Please quote every line word for word.

▸ Available data:
'''

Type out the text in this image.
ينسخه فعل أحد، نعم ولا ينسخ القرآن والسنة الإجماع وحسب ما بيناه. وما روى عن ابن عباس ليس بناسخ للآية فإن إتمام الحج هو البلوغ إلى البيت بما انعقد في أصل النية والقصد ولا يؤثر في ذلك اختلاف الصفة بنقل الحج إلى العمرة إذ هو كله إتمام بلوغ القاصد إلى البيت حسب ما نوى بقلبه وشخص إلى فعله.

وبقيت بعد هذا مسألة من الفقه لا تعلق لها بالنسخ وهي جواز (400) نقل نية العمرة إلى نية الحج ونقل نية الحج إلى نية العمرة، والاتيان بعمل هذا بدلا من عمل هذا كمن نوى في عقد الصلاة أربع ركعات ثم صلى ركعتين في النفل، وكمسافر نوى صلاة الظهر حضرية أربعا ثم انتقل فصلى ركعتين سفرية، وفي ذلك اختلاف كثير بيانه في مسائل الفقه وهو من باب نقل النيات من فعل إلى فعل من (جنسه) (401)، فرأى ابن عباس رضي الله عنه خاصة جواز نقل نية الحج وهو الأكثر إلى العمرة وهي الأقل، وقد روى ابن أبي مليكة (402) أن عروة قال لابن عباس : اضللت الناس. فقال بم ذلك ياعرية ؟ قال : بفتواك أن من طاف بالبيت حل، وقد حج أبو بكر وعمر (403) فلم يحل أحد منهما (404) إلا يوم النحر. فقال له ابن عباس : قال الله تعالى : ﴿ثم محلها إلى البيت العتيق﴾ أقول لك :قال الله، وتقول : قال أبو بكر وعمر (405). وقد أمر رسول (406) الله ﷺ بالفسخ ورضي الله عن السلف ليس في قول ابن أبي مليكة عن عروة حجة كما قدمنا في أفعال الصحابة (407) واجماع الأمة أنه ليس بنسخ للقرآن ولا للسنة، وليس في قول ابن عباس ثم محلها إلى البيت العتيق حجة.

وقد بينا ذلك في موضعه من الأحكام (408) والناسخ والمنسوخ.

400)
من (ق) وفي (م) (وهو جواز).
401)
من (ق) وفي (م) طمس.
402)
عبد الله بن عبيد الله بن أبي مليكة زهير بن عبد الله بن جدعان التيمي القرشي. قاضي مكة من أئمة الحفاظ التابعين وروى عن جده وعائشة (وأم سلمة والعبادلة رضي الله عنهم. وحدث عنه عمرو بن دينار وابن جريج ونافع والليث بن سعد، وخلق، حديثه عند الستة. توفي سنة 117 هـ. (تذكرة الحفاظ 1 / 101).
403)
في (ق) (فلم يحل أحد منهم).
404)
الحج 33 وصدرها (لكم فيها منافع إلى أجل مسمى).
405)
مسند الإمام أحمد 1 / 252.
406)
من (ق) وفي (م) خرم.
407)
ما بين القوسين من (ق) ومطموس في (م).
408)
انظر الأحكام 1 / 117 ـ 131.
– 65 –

'''

▸ Task solution:
Type out the text in this image.
ينسخه فعل أحد، نعم ولا ينسخ القرآن والسنة الإجماع وحسب ما بيناه. وما روى عن ابن عباس ليس بناسخ للآية فإن إتمام الحج هو البلوغ إلى البيت بما انعقد في أصل النية والقصد ولا يؤثر في ذلك اختلاف الصفة بنقل الحج إلى العمرة إذ هو كله إتمام بلوغ القاصد إلى البيت حسب ما نوى بقلبه وشخص إلى فعله.

وبقيت بعد هذا مسألة من الفقه لا تعلق لها بالنسخ وهي جواز (400) نقل نية العمرة إلى نية الحج ونقل نية الحج إلى نية العمرة، والاتيان بعمل هذا بدلا من عمل هذا كمن نوى في عقد الصلاة أربع ركعات ثم صلى ركعتين في النفل، وكمسافر نوى صلاة الظهر حضرية أربعا ثم انتقل فصلى ركعتين سفرية، وفي ذلك اختلاف كثير بيانه في مسائل الفقه وهو من باب نقل النيات من فعل إلى فعل من (جنسه) (401)، فرأى ابن عباس رضي الله عنه خاصة جواز نقل نية الحج وهو الأكثر إلى العمرة وهي الأقل، وقد روى ابن أبي مليكة (402) أن عروة قال لابن عباس : اضللت الناس. فقال بم ذلك ياعرية ؟ قال : بفتواك أن من طاف بالبيت حل، وقد حج أبو بكر وعمر (403) فلم يحل أحد منهما (404) إلا يوم النحر. فقال له ابن عباس : قال الله تعالى : ﴿ثم محلها إلى البيت العتيق﴾ أقول لك :قال الله، وتقول : قال أبو بكر وعمر (405). وقد أمر رسول (406) الله ﷺ بالفسخ ورضي الله عن السلف ليس في قول ابن أبي مليكة عن عروة حجة كما قدمنا في أفعال الصحابة (407) واجماع الأمة أنه ليس بنسخ للقرآن ولا للسنة، وليس في قول ابن عباس ثم محلها إلى البيت العتيق حجة.

وقد بينا ذلك في موضعه من الأحكام (408) والناسخ والمنسوخ.

400)
من (ق) وفي (م) (وهو جواز).
401)
من (ق) وفي (م) طمس.
402)
عبد الله بن عبيد الله بن أبي مليكة زهير بن عبد الله بن جدعان التيمي القرشي. قاضي مكة من أئمة الحفاظ التابعين وروى عن جده وعائشة (وأم سلمة والعبادلة رضي الله عنهم. وحدث عنه عمرو بن دينار وابن جريج ونافع والليث بن سعد، وخلق، حديثه عند الستة. توفي سنة 117 هـ. (تذكرة الحفاظ 1 / 101).
403)
في (ق) (فلم يحل أحد منهم).
404)
الحج 33 وصدرها (لكم فيها منافع إلى أجل مسمى).
405)
مسند الإمام أحمد 1 / 252.
406)
من (ق) وفي (م) خرم.
407)
ما بين القوسين من (ق) ومطموس في (م).
408)
انظر الأحكام 1 / 117 ـ 131.
– 65 –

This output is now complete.